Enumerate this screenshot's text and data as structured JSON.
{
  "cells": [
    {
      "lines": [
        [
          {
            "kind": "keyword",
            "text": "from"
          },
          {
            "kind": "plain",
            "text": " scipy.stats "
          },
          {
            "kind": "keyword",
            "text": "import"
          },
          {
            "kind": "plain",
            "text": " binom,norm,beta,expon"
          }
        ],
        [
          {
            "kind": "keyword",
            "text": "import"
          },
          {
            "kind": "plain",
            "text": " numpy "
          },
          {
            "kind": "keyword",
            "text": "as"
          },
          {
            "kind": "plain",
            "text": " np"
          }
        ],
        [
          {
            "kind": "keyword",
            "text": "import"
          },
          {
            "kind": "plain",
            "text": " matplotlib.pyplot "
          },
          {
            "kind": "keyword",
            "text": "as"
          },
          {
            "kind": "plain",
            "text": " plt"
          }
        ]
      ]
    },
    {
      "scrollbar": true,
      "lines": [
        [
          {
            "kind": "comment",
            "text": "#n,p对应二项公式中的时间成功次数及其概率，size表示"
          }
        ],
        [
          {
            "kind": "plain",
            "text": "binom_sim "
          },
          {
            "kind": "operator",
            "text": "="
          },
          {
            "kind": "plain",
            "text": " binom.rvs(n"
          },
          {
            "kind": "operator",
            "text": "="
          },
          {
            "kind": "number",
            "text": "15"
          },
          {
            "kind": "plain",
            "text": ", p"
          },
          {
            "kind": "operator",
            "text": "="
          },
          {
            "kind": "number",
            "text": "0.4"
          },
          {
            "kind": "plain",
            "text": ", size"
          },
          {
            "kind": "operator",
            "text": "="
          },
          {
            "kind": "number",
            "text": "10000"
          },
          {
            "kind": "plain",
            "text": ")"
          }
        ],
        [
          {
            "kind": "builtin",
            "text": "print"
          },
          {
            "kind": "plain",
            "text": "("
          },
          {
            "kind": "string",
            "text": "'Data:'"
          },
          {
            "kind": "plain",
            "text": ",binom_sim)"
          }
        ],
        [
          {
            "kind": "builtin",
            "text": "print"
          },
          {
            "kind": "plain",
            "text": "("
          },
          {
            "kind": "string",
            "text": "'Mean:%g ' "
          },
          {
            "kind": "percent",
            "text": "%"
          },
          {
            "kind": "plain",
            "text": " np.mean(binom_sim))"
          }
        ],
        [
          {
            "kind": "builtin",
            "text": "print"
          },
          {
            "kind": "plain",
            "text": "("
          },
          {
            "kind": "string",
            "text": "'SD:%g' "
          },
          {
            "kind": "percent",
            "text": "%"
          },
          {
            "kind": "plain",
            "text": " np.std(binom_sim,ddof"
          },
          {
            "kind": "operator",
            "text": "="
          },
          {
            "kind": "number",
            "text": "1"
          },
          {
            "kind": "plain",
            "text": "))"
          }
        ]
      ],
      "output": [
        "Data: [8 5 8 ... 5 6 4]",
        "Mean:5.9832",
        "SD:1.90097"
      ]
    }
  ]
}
::::
Write out every line of the records exactly.

(Written response):
Enumerate this screenshot's text and data as structured JSON.
{
  "cells": [
    {
      "lines": [
        [
          {
            "kind": "keyword",
            "text": "from"
          },
          {
            "kind": "plain",
            "text": " scipy.stats "
          },
          {
            "kind": "keyword",
            "text": "import"
          },
          {
            "kind": "plain",
            "text": " binom,norm,beta,expon"
          }
        ],
        [
          {
            "kind": "keyword",
            "text": "import"
          },
          {
            "kind": "plain",
            "text": " numpy "
          },
          {
            "kind": "keyword",
            "text": "as"
          },
          {
            "kind": "plain",
            "text": " np"
          }
        ],
        [
          {
            "kind": "keyword",
            "text": "import"
          },
          {
            "kind": "plain",
            "text": " matplotlib.pyplot "
          },
          {
            "kind": "keyword",
            "text": "as"
          },
          {
            "kind": "plain",
            "text": " plt"
          }
        ]
      ]
    },
    {
      "scrollbar": true,
      "lines": [
        [
          {
            "kind": "comment",
            "text": "#n,p对应二项公式中的时间成功次数及其概率，size表示"
          }
        ],
        [
          {
            "kind": "plain",
            "text": "binom_sim "
          },
          {
            "kind": "operator",
            "text": "="
          },
          {
            "kind": "plain",
            "text": " binom.rvs(n"
          },
          {
            "kind": "operator",
            "text": "="
          },
          {
            "kind": "number",
            "text": "15"
          },
          {
            "kind": "plain",
            "text": ", p"
          },
          {
            "kind": "operator",
            "text": "="
          },
          {
            "kind": "number",
            "text": "0.4"
          },
          {
            "kind": "plain",
            "text": ", size"
          },
          {
            "kind": "operator",
            "text": "="
          },
          {
            "kind": "number",
            "text": "10000"
          },
          {
            "kind": "plain",
            "text": ")"
          }
        ],
        [
          {
            "kind": "builtin",
            "text": "print"
          },
          {
            "kind": "plain",
            "text": "("
          },
          {
            "kind": "string",
            "text": "'Data:'"
          },
          {
            "kind": "plain",
            "text": ",binom_sim)"
          }
        ],
        [
          {
            "kind": "builtin",
            "text": "print"
          },
          {
            "kind": "plain",
            "text": "("
          },
          {
            "kind": "string",
            "text": "'Mean:%g ' "
          },
          {
            "kind": "percent",
            "text": "%"
          },
          {
            "kind": "plain",
            "text": " np.mean(binom_sim))"
          }
        ],
        [
          {
            "kind": "builtin",
            "text": "print"
          },
          {
            "kind": "plain",
            "text": "("
          },
          {
            "kind": "string",
            "text": "'SD:%g' "
          },
          {
            "kind": "percent",
            "text": "%"
          },
          {
            "kind": "plain",
            "text": " np.std(binom_sim,ddof"
          },
          {
            "kind": "operator",
            "text": "="
          },
          {
            "kind": "number",
            "text": "1"
          },
          {
            "kind": "plain",
            "text": "))"
          }
        ]
      ],
      "output": [
        "Data: [8 5 8 ... 5 6 4]",
        "Mean:5.9832",
        "SD:1.90097"
      ]
    }
  ]
}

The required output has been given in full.